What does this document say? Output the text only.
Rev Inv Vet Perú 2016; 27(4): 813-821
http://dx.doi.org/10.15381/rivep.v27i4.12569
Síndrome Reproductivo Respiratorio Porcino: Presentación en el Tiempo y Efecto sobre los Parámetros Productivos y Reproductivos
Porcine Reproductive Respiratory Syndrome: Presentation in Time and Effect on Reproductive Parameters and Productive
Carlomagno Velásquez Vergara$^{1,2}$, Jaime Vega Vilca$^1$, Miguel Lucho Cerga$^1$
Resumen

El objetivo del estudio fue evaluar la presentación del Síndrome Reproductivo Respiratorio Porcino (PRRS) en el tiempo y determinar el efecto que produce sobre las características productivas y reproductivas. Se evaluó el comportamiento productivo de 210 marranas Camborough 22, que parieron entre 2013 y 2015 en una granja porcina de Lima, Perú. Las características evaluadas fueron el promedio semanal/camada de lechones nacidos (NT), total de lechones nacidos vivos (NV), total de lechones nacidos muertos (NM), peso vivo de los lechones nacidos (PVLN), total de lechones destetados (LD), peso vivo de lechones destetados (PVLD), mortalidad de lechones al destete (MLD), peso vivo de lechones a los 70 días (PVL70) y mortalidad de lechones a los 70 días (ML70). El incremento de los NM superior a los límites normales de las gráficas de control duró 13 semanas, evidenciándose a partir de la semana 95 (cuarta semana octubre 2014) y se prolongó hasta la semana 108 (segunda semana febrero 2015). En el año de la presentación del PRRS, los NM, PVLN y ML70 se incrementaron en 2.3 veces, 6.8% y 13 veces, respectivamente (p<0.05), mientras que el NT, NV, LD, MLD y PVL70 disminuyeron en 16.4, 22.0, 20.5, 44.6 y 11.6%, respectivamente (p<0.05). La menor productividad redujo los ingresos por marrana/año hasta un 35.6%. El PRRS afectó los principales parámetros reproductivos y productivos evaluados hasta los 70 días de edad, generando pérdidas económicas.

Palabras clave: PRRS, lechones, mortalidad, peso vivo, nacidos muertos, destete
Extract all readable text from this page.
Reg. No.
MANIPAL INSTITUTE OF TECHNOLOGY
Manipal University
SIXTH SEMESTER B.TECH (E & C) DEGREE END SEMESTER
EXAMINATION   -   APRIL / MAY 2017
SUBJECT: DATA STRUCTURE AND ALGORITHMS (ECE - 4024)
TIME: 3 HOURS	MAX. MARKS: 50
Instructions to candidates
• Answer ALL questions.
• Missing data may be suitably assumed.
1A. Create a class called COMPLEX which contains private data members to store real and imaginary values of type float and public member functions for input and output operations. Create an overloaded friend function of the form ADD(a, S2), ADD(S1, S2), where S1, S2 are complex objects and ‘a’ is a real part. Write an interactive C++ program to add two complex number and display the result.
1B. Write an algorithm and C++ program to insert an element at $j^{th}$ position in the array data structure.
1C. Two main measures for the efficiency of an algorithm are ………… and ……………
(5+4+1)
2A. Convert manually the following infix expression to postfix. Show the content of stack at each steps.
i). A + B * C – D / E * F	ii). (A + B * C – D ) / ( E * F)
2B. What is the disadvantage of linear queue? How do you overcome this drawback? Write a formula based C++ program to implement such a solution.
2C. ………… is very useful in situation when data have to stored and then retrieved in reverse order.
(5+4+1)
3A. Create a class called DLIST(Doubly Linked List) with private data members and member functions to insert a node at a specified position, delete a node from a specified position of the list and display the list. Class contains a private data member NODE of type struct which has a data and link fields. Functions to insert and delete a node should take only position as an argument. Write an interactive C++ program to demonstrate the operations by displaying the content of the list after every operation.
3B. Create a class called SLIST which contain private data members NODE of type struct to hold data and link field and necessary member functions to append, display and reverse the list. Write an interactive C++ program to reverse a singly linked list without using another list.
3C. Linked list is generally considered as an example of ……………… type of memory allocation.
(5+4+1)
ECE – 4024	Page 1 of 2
—————
Description of the task →
Copy each line of the entries that includes the word "this".

Written reply →
What does this document say? Output the text only.
Extract all readable text from this page.
2B. What is the disadvantage of linear queue? How do you overcome this drawback? Write a formula based C++ program to implement such a solution.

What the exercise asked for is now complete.